§ Requirement: Write the records below out again exactly as given, with no images.

— Start Raw data —

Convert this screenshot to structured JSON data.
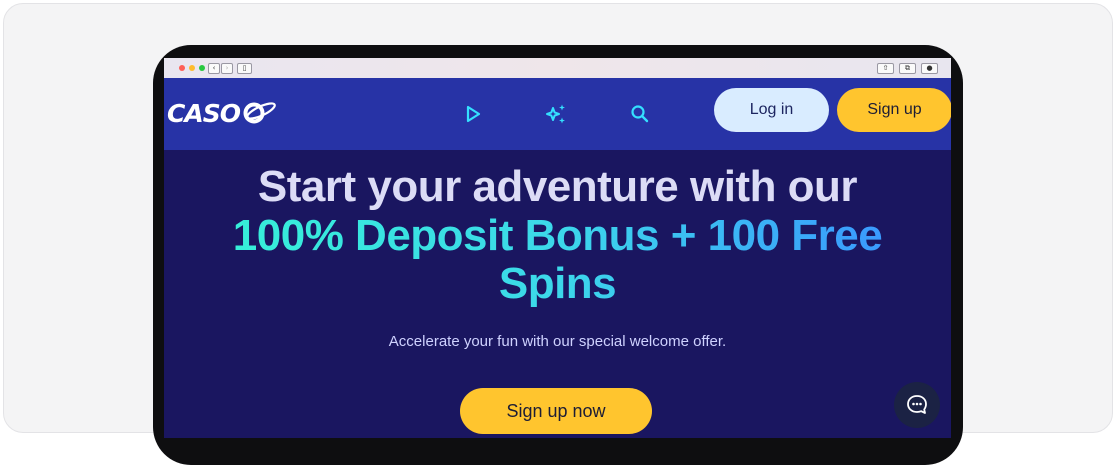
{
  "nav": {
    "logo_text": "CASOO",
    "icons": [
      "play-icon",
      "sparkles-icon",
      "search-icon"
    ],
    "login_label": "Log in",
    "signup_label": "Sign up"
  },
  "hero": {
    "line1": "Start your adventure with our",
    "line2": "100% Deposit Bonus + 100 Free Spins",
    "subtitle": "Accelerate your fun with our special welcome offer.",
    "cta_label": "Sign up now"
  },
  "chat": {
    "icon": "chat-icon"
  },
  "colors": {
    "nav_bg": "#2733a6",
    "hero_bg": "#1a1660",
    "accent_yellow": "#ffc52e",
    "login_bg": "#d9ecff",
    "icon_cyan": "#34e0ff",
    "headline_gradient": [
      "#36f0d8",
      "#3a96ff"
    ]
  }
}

— End Raw data —

§ Finished answer:
Convert this screenshot to structured JSON data.
{
  "nav": {
    "logo_text": "CASOO",
    "icons": [
      "play-icon",
      "sparkles-icon",
      "search-icon"
    ],
    "login_label": "Log in",
    "signup_label": "Sign up"
  },
  "hero": {
    "line1": "Start your adventure with our",
    "line2": "100% Deposit Bonus + 100 Free Spins",
    "subtitle": "Accelerate your fun with our special welcome offer.",
    "cta_label": "Sign up now"
  },
  "chat": {
    "icon": "chat-icon"
  },
  "colors": {
    "nav_bg": "#2733a6",
    "hero_bg": "#1a1660",
    "accent_yellow": "#ffc52e",
    "login_bg": "#d9ecff",
    "icon_cyan": "#34e0ff",
    "headline_gradient": [
      "#36f0d8",
      "#3a96ff"
    ]
  }
}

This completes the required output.